Materials provided:
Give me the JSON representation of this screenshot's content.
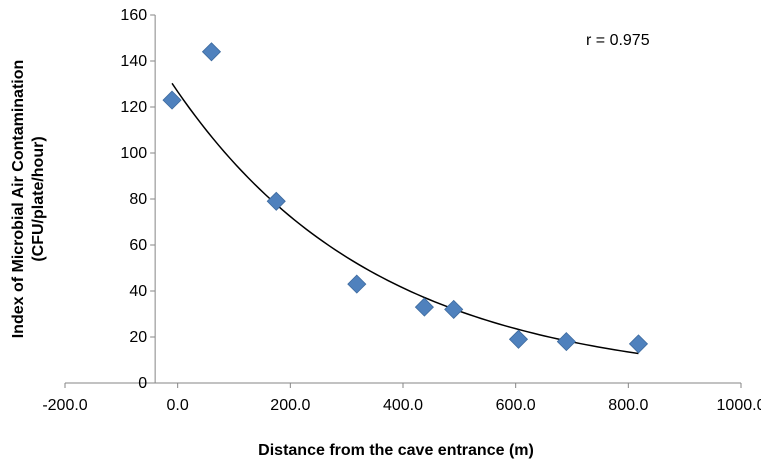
{
  "chart_data": {
    "type": "scatter",
    "xlabel": "Distance from the cave entrance (m)",
    "ylabel_lines": [
      "Index of Microbial Air Contamination",
      "(CFU/plate/hour)"
    ],
    "xlim": [
      -200,
      1000
    ],
    "ylim": [
      0,
      160
    ],
    "x_ticks": [
      -200,
      0,
      200,
      400,
      600,
      800,
      1000
    ],
    "x_tick_labels": [
      "-200.0",
      "0.0",
      "200.0",
      "400.0",
      "600.0",
      "800.0",
      "1000.0"
    ],
    "y_ticks": [
      0,
      20,
      40,
      60,
      80,
      100,
      120,
      140,
      160
    ],
    "y_tick_labels": [
      "0",
      "20",
      "40",
      "60",
      "80",
      "100",
      "120",
      "140",
      "160"
    ],
    "grid": false,
    "series": [
      {
        "x": [
          -10,
          60,
          175,
          318,
          438,
          490,
          605,
          690,
          818
        ],
        "y": [
          123,
          144,
          79,
          43,
          33,
          32,
          19,
          18,
          17
        ],
        "marker": "diamond",
        "color": "#4f81bd"
      }
    ],
    "trendline": {
      "type": "exponential",
      "x_range": [
        -10,
        818
      ],
      "color": "#000000"
    },
    "annotation": "r = 0.975"
  }
}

Task: Using the records above, output their complete text exactly, minus any images.

Written response:
Give me the JSON representation of this screenshot's content.
{
  "chart_data": {
    "type": "scatter",
    "xlabel": "Distance from the cave entrance (m)",
    "ylabel_lines": [
      "Index of Microbial Air Contamination",
      "(CFU/plate/hour)"
    ],
    "xlim": [
      -200,
      1000
    ],
    "ylim": [
      0,
      160
    ],
    "x_ticks": [
      -200,
      0,
      200,
      400,
      600,
      800,
      1000
    ],
    "x_tick_labels": [
      "-200.0",
      "0.0",
      "200.0",
      "400.0",
      "600.0",
      "800.0",
      "1000.0"
    ],
    "y_ticks": [
      0,
      20,
      40,
      60,
      80,
      100,
      120,
      140,
      160
    ],
    "y_tick_labels": [
      "0",
      "20",
      "40",
      "60",
      "80",
      "100",
      "120",
      "140",
      "160"
    ],
    "grid": false,
    "series": [
      {
        "x": [
          -10,
          60,
          175,
          318,
          438,
          490,
          605,
          690,
          818
        ],
        "y": [
          123,
          144,
          79,
          43,
          33,
          32,
          19,
          18,
          17
        ],
        "marker": "diamond",
        "color": "#4f81bd"
      }
    ],
    "trendline": {
      "type": "exponential",
      "x_range": [
        -10,
        818
      ],
      "color": "#000000"
    },
    "annotation": "r = 0.975"
  }
}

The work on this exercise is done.